BEGIN ENTRIES SHOWN

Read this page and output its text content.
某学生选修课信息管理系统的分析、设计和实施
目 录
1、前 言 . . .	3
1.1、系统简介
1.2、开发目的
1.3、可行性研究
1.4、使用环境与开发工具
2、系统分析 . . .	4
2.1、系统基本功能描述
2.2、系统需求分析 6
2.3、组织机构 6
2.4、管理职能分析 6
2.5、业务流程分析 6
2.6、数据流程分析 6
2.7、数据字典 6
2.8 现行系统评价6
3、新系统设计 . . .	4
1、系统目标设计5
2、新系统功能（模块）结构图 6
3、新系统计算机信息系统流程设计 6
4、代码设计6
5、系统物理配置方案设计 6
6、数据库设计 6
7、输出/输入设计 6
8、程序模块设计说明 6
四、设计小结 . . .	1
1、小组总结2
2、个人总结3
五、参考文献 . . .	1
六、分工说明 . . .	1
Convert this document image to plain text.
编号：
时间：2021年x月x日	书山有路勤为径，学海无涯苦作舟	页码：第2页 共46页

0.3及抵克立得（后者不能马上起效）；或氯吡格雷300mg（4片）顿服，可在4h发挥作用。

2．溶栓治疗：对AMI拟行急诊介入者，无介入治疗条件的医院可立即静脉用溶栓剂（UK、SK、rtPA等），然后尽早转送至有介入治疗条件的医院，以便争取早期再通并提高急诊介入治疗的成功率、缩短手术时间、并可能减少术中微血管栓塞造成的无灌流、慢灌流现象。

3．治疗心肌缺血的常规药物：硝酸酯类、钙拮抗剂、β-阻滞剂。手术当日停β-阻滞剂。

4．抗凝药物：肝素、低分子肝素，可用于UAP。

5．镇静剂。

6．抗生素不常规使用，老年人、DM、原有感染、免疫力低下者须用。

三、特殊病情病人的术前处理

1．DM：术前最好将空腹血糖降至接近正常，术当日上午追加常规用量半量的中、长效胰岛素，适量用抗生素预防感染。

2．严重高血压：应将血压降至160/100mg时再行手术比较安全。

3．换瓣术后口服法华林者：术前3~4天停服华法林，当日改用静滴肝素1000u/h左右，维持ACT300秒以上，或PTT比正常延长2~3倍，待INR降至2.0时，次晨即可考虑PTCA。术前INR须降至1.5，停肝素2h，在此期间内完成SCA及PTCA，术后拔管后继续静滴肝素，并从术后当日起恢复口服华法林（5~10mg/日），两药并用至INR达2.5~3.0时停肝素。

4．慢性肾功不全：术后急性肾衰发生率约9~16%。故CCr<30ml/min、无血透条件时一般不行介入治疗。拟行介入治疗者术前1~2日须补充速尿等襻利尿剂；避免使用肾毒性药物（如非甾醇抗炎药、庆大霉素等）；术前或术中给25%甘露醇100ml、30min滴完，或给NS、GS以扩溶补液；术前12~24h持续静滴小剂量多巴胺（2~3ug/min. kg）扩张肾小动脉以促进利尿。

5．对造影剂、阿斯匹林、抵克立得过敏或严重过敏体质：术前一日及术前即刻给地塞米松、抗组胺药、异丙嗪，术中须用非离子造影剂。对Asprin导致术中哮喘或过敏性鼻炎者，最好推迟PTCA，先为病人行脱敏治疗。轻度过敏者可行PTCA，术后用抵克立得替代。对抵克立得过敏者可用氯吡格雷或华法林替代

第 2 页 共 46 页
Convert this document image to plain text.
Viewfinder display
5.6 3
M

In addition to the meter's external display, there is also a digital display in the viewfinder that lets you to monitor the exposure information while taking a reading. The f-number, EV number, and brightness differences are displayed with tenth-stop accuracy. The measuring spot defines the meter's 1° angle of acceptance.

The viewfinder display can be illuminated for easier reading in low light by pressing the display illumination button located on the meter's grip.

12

END ENTRIES SHOWN

| SHORT PROBLEM |
Extract all lines containing the word "display".

| SOLUTION TO THE PROBLEM |
Viewfinder display
In addition to the meter's external display, there is also a digital display in the viewfinder that lets you to monitor the exposure information while taking a reading. The f-number, EV number, and brightness differences are displayed with tenth-stop accuracy. The measuring spot defines the meter's 1° angle of acceptance.
The viewfinder display can be illuminated for easier reading in low light by pressing the display illumination button located on the meter's grip.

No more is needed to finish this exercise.